Task brief: Go through the listing and pick out each line with the word "fundamental" in it.

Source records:
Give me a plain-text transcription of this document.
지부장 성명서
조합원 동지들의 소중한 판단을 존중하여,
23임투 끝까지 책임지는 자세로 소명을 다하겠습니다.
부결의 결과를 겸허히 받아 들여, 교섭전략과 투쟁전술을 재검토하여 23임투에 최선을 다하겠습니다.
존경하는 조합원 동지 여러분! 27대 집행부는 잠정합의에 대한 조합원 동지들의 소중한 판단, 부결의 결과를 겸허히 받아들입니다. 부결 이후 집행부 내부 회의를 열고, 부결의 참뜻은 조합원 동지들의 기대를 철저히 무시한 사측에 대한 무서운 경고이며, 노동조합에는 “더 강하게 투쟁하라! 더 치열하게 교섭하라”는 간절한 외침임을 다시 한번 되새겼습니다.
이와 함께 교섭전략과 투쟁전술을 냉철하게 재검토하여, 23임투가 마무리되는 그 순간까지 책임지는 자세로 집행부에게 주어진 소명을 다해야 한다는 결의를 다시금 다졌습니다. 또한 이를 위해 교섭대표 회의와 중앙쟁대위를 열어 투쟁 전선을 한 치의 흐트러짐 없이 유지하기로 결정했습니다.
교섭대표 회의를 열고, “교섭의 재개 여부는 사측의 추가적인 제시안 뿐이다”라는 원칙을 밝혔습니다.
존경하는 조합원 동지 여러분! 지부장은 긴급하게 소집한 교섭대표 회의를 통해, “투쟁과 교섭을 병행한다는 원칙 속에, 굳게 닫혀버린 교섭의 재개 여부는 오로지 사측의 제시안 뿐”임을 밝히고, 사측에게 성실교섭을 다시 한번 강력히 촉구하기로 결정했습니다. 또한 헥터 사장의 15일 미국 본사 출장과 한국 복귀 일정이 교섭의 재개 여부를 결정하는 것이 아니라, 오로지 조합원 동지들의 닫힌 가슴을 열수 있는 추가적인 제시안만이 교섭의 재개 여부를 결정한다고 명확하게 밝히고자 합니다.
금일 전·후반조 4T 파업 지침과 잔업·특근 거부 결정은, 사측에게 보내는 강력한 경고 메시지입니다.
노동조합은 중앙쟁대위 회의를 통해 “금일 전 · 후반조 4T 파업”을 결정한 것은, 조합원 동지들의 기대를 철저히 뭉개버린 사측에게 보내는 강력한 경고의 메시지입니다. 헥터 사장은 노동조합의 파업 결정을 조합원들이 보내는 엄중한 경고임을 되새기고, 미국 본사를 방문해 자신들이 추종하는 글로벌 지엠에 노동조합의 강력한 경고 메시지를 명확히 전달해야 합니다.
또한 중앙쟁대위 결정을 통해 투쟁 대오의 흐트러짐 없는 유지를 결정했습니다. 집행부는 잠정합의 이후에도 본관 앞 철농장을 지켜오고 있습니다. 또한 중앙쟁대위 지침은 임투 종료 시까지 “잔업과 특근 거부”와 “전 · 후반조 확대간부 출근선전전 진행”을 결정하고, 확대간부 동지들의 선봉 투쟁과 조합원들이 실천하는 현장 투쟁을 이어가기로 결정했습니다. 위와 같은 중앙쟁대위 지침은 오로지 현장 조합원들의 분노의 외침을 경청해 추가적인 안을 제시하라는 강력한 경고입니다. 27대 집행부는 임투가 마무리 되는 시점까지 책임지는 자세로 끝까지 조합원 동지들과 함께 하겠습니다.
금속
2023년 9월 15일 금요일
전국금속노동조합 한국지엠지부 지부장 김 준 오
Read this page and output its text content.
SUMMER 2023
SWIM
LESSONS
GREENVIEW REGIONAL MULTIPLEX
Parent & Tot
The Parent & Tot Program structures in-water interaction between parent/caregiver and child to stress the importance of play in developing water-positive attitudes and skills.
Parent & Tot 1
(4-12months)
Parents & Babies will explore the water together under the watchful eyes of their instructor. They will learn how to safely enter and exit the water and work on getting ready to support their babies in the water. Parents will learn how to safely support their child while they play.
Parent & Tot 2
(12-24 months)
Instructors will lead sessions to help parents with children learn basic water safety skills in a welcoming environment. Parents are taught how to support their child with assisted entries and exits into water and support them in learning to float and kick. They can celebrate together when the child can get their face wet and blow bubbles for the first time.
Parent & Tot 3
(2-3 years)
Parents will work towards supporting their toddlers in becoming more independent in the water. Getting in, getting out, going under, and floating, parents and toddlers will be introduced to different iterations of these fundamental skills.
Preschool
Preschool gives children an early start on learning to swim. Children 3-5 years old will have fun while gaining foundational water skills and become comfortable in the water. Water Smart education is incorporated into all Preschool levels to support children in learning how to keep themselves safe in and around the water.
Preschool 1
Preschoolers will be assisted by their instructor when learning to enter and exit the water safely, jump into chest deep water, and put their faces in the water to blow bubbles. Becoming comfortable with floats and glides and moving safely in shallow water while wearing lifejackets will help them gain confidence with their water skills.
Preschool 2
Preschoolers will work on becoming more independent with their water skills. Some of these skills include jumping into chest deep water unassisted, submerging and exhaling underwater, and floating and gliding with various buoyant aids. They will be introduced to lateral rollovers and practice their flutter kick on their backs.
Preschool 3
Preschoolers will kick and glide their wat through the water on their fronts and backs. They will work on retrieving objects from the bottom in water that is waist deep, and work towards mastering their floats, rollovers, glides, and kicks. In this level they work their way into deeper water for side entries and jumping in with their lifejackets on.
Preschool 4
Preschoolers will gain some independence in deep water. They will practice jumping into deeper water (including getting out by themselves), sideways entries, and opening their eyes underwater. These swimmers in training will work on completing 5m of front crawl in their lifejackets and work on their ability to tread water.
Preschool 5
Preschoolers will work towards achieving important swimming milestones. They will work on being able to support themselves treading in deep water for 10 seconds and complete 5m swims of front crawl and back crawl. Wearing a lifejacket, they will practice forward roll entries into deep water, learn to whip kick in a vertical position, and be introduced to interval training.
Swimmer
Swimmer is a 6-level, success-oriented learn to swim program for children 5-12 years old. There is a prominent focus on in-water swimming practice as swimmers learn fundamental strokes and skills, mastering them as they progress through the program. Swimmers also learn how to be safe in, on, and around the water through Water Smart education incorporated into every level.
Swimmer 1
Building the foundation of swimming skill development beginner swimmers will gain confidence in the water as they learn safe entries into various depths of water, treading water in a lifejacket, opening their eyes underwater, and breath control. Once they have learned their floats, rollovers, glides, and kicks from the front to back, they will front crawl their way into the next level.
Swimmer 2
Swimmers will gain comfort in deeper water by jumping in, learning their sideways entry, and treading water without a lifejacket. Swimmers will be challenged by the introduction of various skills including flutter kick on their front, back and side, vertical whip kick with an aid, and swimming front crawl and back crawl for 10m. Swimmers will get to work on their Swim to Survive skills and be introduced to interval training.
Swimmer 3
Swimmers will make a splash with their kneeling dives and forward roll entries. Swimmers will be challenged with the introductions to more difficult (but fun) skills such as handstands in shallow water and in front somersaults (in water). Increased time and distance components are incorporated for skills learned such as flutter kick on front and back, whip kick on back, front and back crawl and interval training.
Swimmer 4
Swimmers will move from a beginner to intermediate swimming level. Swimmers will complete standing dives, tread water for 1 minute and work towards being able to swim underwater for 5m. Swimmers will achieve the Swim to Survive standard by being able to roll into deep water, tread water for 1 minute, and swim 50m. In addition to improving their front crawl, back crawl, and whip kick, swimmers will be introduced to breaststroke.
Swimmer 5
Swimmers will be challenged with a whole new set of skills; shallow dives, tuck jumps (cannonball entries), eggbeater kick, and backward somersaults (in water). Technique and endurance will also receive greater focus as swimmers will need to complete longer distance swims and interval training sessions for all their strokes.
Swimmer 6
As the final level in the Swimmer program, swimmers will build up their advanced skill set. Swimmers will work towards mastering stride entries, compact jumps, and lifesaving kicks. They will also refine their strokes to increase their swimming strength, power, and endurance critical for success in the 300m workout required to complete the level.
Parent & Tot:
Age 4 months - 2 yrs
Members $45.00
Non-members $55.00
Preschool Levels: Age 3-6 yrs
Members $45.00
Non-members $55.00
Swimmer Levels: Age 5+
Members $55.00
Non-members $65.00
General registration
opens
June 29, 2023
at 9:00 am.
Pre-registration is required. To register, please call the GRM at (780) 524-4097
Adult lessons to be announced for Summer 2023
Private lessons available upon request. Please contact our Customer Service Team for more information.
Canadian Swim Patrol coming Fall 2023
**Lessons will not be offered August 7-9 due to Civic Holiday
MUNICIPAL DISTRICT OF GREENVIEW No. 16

Solution to this exercise:
Parents will work towards supporting their toddlers in becoming more independent in the water. Getting in, getting out, going under, and floating, parents and toddlers will be introduced to different iterations of these fundamental skills.
Swimmer is a 6-level, success-oriented learn to swim program for children 5-12 years old. There is a prominent focus on in-water swimming practice as swimmers learn fundamental strokes and skills, mastering them as they progress through the program. Swimmers also learn how to be safe in, on, and around the water through Water Smart education incorporated into every level.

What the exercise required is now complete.